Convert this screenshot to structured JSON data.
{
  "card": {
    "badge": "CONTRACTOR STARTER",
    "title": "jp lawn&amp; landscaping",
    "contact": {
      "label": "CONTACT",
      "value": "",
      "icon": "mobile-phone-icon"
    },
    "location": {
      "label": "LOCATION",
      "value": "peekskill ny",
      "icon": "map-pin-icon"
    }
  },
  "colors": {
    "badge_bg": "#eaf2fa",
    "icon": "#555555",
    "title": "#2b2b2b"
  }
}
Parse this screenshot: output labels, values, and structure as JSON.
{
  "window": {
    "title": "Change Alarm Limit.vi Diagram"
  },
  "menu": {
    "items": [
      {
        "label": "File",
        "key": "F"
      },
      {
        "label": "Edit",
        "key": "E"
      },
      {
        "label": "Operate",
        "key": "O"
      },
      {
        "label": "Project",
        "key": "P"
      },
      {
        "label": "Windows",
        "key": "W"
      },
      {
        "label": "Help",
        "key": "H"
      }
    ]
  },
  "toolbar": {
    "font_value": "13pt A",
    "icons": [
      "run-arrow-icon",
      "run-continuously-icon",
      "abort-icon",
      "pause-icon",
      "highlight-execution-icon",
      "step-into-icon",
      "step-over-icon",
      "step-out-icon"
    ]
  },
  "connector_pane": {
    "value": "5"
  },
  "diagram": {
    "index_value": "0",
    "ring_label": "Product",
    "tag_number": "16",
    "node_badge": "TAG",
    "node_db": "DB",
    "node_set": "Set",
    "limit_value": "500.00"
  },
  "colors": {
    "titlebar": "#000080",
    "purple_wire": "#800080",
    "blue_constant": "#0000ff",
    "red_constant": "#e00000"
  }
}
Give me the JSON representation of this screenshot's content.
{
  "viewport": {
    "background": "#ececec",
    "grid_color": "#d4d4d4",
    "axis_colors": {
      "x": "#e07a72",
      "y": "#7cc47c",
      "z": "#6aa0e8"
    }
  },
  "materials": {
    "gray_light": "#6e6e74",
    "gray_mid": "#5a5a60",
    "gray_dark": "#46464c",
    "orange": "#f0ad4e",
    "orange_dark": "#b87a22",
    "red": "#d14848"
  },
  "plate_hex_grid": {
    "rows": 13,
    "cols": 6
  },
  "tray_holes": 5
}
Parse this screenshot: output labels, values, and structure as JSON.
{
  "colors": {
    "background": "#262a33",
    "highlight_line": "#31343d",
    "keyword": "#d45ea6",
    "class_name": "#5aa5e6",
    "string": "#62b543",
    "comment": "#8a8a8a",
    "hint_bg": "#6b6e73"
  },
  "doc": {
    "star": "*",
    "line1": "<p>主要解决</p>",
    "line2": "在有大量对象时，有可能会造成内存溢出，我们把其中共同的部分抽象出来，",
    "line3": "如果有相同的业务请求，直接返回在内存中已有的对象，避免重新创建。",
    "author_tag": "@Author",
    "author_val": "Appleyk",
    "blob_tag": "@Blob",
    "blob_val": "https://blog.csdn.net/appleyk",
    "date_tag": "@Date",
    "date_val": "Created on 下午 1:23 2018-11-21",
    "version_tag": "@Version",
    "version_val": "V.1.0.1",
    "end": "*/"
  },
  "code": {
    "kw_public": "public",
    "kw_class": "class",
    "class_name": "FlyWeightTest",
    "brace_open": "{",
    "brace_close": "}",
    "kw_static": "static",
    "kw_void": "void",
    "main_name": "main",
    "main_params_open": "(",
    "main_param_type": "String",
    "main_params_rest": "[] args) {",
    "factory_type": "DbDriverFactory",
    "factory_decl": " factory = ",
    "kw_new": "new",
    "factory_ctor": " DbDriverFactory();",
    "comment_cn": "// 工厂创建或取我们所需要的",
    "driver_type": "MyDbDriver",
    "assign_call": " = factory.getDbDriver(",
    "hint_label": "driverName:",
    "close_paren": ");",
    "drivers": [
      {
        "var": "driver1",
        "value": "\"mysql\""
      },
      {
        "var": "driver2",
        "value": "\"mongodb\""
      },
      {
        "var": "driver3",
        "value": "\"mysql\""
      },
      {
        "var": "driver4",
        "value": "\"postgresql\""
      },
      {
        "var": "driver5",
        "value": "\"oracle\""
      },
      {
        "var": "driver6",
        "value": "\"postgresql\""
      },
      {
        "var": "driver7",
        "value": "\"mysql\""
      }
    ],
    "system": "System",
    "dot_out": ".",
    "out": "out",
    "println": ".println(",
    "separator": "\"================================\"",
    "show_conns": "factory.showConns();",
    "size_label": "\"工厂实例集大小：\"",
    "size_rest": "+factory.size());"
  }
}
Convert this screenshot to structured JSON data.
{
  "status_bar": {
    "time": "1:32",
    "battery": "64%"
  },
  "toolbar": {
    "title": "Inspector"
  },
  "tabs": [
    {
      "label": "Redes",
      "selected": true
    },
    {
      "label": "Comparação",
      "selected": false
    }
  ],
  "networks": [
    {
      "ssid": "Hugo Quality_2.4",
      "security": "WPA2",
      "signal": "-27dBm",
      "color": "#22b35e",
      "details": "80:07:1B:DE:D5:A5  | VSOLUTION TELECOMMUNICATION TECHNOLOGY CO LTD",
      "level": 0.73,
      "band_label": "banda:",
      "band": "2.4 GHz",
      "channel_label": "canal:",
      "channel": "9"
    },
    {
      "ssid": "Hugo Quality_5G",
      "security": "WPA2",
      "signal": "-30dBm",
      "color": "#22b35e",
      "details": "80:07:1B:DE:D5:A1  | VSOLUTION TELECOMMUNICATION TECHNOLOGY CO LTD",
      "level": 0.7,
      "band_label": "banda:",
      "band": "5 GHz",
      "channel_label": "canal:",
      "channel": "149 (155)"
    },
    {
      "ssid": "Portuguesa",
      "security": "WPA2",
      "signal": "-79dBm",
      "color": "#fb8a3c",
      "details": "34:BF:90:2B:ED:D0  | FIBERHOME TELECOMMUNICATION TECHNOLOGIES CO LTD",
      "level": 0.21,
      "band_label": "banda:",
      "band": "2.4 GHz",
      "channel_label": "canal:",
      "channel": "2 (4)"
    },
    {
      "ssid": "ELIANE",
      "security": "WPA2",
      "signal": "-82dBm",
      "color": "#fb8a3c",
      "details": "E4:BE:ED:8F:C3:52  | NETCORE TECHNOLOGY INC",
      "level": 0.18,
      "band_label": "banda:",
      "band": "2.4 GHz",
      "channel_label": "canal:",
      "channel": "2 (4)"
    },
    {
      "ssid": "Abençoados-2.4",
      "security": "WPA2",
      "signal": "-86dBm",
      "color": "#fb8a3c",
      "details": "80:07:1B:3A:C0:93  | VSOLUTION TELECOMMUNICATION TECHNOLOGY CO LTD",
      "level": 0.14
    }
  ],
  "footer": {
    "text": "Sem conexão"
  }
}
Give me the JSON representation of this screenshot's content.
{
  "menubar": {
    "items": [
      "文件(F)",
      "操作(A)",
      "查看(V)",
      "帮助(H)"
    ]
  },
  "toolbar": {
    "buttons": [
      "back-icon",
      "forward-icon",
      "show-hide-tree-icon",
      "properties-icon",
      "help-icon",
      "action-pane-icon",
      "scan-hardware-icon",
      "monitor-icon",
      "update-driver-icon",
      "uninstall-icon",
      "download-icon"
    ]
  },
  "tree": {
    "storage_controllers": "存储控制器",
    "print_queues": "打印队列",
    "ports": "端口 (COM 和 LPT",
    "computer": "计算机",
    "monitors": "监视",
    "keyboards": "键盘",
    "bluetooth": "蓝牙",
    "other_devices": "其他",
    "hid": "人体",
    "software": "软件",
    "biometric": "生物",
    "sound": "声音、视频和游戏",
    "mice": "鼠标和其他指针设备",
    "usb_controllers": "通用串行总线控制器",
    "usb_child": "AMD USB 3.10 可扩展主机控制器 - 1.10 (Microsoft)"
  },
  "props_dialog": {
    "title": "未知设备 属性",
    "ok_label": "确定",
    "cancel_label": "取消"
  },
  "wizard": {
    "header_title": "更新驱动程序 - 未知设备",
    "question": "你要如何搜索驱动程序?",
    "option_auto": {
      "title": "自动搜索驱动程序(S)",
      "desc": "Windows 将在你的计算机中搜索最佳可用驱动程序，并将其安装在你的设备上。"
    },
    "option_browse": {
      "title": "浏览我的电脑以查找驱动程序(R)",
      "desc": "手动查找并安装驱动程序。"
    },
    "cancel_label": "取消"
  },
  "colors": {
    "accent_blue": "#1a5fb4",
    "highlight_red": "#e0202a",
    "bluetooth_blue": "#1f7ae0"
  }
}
+ + + +
▶ [TASK DETAILS] Say how many lines of the data include the word "step". Respond with the number alone.

▶ [CORRECT OUTPUT] 3